*EXERCISE GOAL*. Going through the data below, copy out each line where the word "analyse" shows up.
MATERIAL FOR THIS EXERCISE START
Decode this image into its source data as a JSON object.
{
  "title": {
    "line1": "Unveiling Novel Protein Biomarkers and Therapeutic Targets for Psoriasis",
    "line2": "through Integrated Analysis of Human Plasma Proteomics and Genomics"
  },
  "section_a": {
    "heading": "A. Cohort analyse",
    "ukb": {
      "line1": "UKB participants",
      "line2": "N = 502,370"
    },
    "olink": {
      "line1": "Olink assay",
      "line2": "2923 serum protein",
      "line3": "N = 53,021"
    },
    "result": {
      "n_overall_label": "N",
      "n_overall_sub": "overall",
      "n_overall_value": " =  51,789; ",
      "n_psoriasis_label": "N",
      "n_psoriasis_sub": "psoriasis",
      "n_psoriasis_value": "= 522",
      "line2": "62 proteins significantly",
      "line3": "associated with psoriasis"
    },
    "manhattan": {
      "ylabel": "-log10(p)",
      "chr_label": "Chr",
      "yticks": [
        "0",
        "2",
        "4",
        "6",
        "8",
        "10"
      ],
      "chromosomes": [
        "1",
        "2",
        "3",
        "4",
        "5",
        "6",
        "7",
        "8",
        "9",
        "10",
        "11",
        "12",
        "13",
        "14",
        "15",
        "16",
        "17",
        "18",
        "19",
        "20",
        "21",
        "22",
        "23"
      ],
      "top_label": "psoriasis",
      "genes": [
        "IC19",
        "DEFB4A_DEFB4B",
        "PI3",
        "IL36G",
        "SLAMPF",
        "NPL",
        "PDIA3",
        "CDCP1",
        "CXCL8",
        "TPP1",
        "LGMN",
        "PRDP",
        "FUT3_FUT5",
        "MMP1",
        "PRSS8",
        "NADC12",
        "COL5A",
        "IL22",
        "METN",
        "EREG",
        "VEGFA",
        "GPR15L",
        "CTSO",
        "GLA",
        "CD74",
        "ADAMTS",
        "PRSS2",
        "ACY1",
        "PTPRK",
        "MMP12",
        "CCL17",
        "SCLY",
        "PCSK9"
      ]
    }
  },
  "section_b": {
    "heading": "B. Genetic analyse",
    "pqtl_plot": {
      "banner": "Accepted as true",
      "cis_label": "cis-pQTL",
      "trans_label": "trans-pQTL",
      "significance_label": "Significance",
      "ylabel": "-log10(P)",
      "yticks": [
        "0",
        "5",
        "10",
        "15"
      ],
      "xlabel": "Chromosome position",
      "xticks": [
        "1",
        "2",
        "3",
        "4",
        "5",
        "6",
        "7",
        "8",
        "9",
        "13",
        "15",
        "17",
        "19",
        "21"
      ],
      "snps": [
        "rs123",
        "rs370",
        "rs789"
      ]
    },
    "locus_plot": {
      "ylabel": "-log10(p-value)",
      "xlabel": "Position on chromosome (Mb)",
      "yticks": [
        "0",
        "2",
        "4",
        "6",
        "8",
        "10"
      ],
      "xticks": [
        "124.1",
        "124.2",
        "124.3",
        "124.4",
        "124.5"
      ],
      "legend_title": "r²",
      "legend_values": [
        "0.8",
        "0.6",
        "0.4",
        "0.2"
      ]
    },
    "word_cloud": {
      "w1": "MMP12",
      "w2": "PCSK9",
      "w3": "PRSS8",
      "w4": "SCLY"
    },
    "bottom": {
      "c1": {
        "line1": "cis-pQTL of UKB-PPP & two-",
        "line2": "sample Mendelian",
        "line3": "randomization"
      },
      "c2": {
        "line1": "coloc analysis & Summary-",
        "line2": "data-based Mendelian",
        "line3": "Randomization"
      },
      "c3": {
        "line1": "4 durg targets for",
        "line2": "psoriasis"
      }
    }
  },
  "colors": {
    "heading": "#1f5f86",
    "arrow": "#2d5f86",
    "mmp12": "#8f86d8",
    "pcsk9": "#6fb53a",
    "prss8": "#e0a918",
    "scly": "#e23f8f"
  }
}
MATERIAL FOR THIS EXERCISE END
*PROBLEM SOLUTION*.
    "heading": "A. Cohort analyse",
    "heading": "B. Genetic analyse",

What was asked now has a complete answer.